Look through the records below, and copy out every line that holds the string "image".

# start of DATA PROVIDED

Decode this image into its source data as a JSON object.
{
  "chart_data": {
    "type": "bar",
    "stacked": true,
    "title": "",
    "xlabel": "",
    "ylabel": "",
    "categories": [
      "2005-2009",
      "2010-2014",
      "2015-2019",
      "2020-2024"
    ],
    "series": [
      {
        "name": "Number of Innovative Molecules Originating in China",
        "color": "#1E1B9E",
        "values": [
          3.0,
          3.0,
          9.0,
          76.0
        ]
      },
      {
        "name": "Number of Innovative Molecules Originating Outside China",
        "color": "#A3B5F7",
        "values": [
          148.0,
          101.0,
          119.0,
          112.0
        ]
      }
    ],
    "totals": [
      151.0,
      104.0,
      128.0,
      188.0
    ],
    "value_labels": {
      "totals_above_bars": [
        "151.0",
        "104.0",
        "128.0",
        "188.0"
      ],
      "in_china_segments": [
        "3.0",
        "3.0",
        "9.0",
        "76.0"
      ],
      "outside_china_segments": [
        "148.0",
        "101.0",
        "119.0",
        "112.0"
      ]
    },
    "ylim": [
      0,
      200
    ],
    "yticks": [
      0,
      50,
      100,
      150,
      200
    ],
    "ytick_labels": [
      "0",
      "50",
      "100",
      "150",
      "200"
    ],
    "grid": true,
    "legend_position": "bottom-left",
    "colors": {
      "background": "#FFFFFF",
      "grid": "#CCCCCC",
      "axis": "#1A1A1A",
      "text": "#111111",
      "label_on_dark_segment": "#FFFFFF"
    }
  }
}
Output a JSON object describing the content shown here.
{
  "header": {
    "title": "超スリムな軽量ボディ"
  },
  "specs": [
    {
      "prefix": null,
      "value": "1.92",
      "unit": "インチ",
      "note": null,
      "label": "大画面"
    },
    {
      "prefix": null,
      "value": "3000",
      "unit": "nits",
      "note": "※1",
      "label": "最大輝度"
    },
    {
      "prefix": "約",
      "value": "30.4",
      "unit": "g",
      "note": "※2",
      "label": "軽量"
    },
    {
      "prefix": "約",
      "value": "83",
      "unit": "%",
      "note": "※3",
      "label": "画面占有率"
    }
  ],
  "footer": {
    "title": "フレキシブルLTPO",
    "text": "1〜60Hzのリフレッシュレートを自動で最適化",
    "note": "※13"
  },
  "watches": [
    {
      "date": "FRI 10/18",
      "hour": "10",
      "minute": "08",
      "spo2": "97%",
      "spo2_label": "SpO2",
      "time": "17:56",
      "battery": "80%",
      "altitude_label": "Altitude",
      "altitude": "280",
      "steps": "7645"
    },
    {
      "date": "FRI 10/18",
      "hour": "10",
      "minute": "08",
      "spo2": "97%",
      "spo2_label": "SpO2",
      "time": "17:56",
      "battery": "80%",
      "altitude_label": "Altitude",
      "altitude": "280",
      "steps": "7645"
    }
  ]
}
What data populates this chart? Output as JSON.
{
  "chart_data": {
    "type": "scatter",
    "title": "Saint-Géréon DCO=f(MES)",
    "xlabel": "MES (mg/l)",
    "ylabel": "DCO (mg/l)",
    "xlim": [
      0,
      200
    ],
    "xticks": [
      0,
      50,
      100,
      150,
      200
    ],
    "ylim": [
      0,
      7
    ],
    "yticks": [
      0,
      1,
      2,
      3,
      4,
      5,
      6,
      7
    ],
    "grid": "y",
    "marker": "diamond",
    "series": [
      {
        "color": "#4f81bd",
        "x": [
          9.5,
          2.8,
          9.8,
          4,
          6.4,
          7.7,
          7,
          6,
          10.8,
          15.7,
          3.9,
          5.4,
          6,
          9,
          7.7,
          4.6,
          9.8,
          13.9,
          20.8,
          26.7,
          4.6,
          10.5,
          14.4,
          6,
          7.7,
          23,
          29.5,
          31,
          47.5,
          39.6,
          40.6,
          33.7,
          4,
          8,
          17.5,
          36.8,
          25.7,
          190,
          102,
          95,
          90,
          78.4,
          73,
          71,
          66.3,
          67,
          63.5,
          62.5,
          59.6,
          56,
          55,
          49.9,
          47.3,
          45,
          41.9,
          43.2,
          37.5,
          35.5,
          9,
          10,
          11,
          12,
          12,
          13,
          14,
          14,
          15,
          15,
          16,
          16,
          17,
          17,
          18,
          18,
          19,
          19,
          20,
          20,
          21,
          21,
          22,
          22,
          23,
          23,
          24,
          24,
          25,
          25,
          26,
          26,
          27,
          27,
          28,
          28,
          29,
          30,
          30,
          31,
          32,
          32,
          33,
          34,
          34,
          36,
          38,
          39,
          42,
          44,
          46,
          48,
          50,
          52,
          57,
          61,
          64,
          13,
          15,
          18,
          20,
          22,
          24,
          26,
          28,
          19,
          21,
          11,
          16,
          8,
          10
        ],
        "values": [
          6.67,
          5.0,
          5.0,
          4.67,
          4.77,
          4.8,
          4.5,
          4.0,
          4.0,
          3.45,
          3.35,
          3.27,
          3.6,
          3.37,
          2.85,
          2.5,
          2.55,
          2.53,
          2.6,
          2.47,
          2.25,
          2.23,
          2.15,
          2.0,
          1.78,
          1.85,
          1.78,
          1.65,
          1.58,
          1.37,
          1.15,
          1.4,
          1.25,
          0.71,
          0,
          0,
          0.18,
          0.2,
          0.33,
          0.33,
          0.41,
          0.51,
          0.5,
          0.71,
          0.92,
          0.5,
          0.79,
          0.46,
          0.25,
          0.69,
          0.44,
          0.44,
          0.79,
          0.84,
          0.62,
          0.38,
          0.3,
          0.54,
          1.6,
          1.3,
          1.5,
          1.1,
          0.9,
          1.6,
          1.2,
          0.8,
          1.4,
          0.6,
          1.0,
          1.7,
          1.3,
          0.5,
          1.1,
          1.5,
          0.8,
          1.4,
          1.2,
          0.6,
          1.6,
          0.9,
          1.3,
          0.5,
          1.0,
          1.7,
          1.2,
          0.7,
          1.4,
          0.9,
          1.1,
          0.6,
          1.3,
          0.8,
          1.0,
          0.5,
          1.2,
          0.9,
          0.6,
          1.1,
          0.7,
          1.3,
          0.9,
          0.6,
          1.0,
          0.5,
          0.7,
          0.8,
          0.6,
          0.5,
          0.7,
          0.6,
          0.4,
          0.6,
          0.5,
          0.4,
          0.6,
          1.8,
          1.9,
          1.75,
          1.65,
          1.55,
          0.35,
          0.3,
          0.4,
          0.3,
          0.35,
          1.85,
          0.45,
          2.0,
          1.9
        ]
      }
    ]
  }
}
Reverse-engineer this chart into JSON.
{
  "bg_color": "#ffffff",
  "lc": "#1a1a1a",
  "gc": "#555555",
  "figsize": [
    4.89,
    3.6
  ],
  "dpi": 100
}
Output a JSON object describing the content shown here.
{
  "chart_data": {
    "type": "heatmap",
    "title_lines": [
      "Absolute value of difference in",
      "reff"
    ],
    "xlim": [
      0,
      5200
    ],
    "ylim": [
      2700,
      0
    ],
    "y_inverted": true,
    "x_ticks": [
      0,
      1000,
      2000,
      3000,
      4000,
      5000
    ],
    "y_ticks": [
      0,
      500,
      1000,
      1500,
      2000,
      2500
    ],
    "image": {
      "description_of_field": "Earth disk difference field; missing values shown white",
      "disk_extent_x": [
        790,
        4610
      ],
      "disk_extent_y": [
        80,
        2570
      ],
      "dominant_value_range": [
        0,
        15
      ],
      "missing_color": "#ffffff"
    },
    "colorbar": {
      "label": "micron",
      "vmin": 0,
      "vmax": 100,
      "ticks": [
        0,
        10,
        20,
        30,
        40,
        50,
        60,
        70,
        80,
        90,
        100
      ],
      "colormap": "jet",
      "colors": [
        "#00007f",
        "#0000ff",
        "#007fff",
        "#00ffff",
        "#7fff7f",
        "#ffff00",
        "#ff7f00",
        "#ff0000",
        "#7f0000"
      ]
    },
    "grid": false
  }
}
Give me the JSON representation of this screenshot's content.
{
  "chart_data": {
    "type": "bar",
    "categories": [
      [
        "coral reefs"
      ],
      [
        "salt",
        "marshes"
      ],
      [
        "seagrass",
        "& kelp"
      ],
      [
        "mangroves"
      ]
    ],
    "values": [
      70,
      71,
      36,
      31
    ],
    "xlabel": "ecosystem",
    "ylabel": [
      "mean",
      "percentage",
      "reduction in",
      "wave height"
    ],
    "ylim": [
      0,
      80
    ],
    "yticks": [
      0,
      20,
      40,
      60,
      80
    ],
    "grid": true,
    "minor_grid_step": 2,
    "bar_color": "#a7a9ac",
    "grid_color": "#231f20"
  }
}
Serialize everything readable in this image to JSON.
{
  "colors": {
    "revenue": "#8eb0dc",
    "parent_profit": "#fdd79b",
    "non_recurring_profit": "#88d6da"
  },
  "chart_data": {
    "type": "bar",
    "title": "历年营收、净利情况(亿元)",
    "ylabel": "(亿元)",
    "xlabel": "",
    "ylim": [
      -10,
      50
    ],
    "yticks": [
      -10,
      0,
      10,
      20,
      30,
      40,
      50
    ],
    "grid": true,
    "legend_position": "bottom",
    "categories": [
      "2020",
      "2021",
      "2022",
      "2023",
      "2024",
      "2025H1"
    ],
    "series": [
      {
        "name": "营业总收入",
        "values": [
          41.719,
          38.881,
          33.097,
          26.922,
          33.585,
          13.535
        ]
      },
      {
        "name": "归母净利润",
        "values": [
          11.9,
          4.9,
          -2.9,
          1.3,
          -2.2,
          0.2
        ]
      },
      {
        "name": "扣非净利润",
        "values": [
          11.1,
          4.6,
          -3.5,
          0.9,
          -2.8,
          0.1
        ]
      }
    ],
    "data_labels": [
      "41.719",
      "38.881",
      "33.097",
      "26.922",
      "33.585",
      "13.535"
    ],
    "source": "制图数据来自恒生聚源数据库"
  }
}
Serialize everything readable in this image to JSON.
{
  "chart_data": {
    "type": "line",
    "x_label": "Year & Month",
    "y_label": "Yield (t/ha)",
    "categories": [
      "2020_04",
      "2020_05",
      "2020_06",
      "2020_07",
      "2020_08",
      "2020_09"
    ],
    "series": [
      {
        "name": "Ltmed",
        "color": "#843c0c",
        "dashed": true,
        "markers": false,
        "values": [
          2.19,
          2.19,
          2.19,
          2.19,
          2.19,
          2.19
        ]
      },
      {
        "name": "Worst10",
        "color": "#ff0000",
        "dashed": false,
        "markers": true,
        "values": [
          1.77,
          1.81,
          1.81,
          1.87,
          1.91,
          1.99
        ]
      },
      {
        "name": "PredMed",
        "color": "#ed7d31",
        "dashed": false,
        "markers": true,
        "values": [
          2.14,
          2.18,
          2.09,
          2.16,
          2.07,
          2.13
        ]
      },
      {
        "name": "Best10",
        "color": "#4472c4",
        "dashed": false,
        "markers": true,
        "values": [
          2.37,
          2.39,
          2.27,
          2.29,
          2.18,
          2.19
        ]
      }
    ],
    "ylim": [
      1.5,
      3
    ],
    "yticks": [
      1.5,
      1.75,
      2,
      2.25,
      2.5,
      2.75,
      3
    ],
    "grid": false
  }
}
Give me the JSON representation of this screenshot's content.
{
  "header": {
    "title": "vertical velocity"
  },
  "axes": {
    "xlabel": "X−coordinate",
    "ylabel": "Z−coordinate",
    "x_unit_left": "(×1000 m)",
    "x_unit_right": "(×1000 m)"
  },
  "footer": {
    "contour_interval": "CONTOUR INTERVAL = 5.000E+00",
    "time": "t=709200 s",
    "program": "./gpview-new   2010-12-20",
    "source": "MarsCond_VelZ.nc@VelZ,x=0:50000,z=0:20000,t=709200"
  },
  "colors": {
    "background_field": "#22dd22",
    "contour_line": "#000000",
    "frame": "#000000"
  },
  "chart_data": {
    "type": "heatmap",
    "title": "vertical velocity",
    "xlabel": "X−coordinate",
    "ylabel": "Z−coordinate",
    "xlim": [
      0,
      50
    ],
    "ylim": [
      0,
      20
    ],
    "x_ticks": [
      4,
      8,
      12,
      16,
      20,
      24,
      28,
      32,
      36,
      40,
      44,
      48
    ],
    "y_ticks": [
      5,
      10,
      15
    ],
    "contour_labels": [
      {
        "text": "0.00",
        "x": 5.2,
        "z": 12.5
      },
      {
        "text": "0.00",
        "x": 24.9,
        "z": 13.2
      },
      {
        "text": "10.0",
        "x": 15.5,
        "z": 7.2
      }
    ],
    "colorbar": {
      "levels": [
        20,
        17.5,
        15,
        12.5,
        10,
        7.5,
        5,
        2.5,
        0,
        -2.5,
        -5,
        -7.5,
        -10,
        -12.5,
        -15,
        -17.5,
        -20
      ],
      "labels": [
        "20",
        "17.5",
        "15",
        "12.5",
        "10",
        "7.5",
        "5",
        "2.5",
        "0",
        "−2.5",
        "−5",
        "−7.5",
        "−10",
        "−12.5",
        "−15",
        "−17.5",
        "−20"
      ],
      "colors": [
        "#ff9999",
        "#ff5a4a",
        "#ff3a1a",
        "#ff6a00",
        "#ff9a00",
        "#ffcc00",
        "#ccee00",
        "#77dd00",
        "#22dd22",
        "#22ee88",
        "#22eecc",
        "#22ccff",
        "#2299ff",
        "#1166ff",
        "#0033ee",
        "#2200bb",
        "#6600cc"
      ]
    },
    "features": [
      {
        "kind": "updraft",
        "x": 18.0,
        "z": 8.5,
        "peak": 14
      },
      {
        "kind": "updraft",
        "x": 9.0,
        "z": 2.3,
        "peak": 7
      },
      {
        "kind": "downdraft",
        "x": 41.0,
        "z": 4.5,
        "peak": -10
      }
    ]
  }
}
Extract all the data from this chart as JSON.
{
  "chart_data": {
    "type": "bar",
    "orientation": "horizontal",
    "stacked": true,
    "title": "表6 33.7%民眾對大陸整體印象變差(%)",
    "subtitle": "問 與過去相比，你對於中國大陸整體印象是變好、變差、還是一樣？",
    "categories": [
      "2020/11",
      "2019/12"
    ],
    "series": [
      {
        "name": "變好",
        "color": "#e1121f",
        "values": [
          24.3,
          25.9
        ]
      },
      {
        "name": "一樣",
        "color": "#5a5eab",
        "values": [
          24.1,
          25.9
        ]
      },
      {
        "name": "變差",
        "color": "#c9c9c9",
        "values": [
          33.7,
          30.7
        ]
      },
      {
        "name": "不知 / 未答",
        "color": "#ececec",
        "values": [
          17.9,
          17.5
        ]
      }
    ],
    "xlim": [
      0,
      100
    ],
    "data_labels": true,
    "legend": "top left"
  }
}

# end of DATA PROVIDED

▸ RESULT OF THIS EXERCISE
Decode this image into its source data as a JSON object.
    "image": {
Serialize everything readable in this image to JSON.
Serialize everything readable in this image to JSON.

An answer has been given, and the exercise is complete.